* Exercise requirements *
Copy out all lines of the records in which the word "Final" appears.

* Records for processing *
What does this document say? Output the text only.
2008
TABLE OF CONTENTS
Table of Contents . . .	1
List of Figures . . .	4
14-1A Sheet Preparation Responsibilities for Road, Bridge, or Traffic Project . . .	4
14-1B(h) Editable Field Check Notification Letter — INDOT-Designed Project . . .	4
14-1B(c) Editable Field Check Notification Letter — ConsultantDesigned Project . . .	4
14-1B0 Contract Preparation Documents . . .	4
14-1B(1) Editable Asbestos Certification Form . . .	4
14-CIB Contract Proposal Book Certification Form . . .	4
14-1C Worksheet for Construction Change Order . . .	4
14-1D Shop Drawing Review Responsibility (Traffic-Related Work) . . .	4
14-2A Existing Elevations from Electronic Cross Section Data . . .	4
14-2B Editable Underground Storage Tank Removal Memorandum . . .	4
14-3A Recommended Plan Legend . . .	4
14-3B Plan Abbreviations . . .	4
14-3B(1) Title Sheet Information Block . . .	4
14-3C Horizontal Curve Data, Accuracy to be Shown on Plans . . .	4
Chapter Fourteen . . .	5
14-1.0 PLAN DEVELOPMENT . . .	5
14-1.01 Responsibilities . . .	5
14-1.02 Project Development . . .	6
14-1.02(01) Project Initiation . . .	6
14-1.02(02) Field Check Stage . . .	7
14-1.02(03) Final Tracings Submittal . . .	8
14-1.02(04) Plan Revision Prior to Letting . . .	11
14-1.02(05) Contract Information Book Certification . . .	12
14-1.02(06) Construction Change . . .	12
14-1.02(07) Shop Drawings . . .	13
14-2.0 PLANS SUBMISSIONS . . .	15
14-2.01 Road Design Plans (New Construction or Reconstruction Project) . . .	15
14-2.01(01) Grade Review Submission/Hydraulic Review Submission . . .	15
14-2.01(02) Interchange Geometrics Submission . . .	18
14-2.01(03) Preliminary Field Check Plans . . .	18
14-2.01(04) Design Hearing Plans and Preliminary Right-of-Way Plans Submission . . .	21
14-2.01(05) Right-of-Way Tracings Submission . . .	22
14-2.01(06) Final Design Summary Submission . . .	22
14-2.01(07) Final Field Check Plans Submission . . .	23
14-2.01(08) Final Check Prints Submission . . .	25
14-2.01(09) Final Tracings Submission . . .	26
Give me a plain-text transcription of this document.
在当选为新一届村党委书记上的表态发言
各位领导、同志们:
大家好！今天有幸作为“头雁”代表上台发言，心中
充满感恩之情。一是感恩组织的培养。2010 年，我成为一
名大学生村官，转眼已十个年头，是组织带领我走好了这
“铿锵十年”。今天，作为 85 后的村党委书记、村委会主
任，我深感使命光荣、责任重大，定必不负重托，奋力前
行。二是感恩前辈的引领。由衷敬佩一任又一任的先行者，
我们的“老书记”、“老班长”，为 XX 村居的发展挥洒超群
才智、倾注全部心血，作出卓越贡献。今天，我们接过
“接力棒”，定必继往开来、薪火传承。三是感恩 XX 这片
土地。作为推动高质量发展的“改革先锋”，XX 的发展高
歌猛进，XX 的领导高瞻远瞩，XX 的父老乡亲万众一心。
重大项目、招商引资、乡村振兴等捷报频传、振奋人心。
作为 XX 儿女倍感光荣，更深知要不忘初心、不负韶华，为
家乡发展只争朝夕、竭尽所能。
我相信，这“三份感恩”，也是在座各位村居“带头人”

* Exercise response *
14-1.02(03) Final Tracings Submittal . . .	8
14-2.01(06) Final Design Summary Submission . . .	22
14-2.01(07) Final Field Check Plans Submission . . .	23
14-2.01(08) Final Check Prints Submission . . .	25
14-2.01(09) Final Tracings Submission . . .	26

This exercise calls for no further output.